Prompt
All of the material should be reproduced exactly, with pictures left out.

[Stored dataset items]
========================
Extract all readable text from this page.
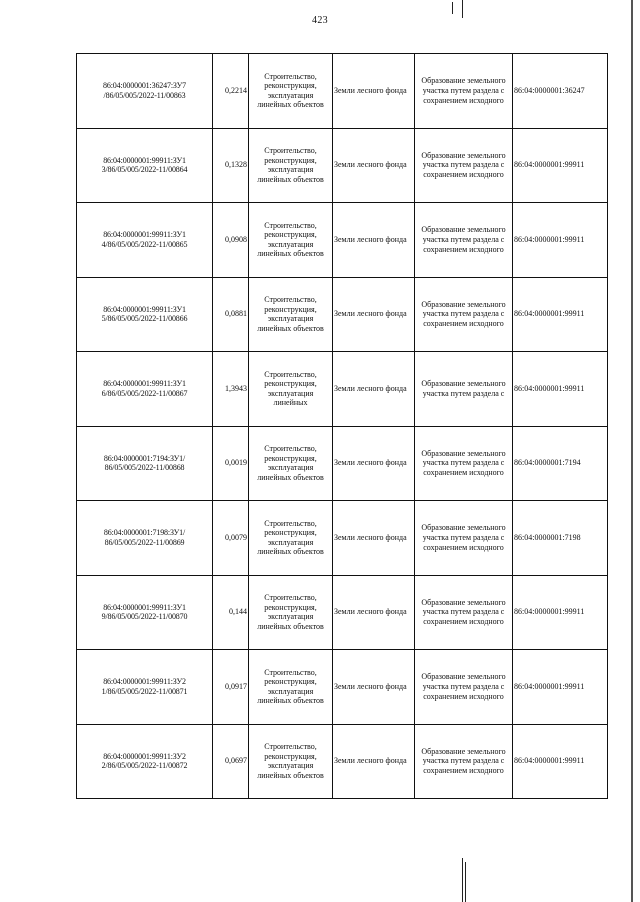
423
86:04:0000001:36247:ЗУ7 /86/05/005/2022-11/00863	0,2214	Строительство, реконструкция, эксплуатация линейных объектов	Земли лесного фонда	Образование земельного участка путем раздела с сохранением исходного	86:04:0000001:36247
86:04:0000001:99911:ЗУ1 3/86/05/005/2022-11/00864	0,1328	Строительство, реконструкция, эксплуатация линейных объектов	Земли лесного фонда	Образование земельного участка путем раздела с сохранением исходного	86:04:0000001:99911
86:04:0000001:99911:ЗУ1 4/86/05/005/2022-11/00865	0,0908	Строительство, реконструкция, эксплуатация линейных объектов	Земли лесного фонда	Образование земельного участка путем раздела с сохранением исходного	86:04:0000001:99911
86:04:0000001:99911:ЗУ1 5/86/05/005/2022-11/00866	0,0881	Строительство, реконструкция, эксплуатация линейных объектов	Земли лесного фонда	Образование земельного участка путем раздела с сохранением исходного	86:04:0000001:99911
86:04:0000001:99911:ЗУ1 6/86/05/005/2022-11/00867	1,3943	Строительство, реконструкция, эксплуатация линейных	Земли лесного фонда	Образование земельного участка путем раздела с	86:04:0000001:99911
86:04:0000001:7194:ЗУ1/ 86/05/005/2022-11/00868	0,0019	Строительство, реконструкция, эксплуатация линейных объектов	Земли лесного фонда	Образование земельного участка путем раздела с сохранением исходного	86:04:0000001:7194
86:04:0000001:7198:ЗУ1/ 86/05/005/2022-11/00869	0,0079	Строительство, реконструкция, эксплуатация линейных объектов	Земли лесного фонда	Образование земельного участка путем раздела с сохранением исходного	86:04:0000001:7198
86:04:0000001:99911:ЗУ1 9/86/05/005/2022-11/00870	0,144	Строительство, реконструкция, эксплуатация линейных объектов	Земли лесного фонда	Образование земельного участка путем раздела с сохранением исходного	86:04:0000001:99911
86:04:0000001:99911:ЗУ2 1/86/05/005/2022-11/00871	0,0917	Строительство, реконструкция, эксплуатация линейных объектов	Земли лесного фонда	Образование земельного участка путем раздела с сохранением исходного	86:04:0000001:99911
86:04:0000001:99911:ЗУ2 2/86/05/005/2022-11/00872	0,0697	Строительство, реконструкция, эксплуатация линейных объектов	Земли лесного фонда	Образование земельного участка путем раздела с сохранением исходного	86:04:0000001:99911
========================
The solution
Extract all readable text from this page.
423
86:04:0000001:36247:ЗУ7 /86/05/005/2022-11/00863	0,2214	Строительство, реконструкция, эксплуатация линейных объектов	Земли лесного фонда	Образование земельного участка путем раздела с сохранением исходного	86:04:0000001:36247
86:04:0000001:99911:ЗУ1 3/86/05/005/2022-11/00864	0,1328	Строительство, реконструкция, эксплуатация линейных объектов	Земли лесного фонда	Образование земельного участка путем раздела с сохранением исходного	86:04:0000001:99911
86:04:0000001:99911:ЗУ1 4/86/05/005/2022-11/00865	0,0908	Строительство, реконструкция, эксплуатация линейных объектов	Земли лесного фонда	Образование земельного участка путем раздела с сохранением исходного	86:04:0000001:99911
86:04:0000001:99911:ЗУ1 5/86/05/005/2022-11/00866	0,0881	Строительство, реконструкция, эксплуатация линейных объектов	Земли лесного фонда	Образование земельного участка путем раздела с сохранением исходного	86:04:0000001:99911
86:04:0000001:99911:ЗУ1 6/86/05/005/2022-11/00867	1,3943	Строительство, реконструкция, эксплуатация линейных	Земли лесного фонда	Образование земельного участка путем раздела с	86:04:0000001:99911
86:04:0000001:7194:ЗУ1/ 86/05/005/2022-11/00868	0,0019	Строительство, реконструкция, эксплуатация линейных объектов	Земли лесного фонда	Образование земельного участка путем раздела с сохранением исходного	86:04:0000001:7194
86:04:0000001:7198:ЗУ1/ 86/05/005/2022-11/00869	0,0079	Строительство, реконструкция, эксплуатация линейных объектов	Земли лесного фонда	Образование земельного участка путем раздела с сохранением исходного	86:04:0000001:7198
86:04:0000001:99911:ЗУ1 9/86/05/005/2022-11/00870	0,144	Строительство, реконструкция, эксплуатация линейных объектов	Земли лесного фонда	Образование земельного участка путем раздела с сохранением исходного	86:04:0000001:99911
86:04:0000001:99911:ЗУ2 1/86/05/005/2022-11/00871	0,0917	Строительство, реконструкция, эксплуатация линейных объектов	Земли лесного фонда	Образование земельного участка путем раздела с сохранением исходного	86:04:0000001:99911
86:04:0000001:99911:ЗУ2 2/86/05/005/2022-11/00872	0,0697	Строительство, реконструкция, эксплуатация линейных объектов	Земли лесного фонда	Образование земельного участка путем раздела с сохранением исходного	86:04:0000001:99911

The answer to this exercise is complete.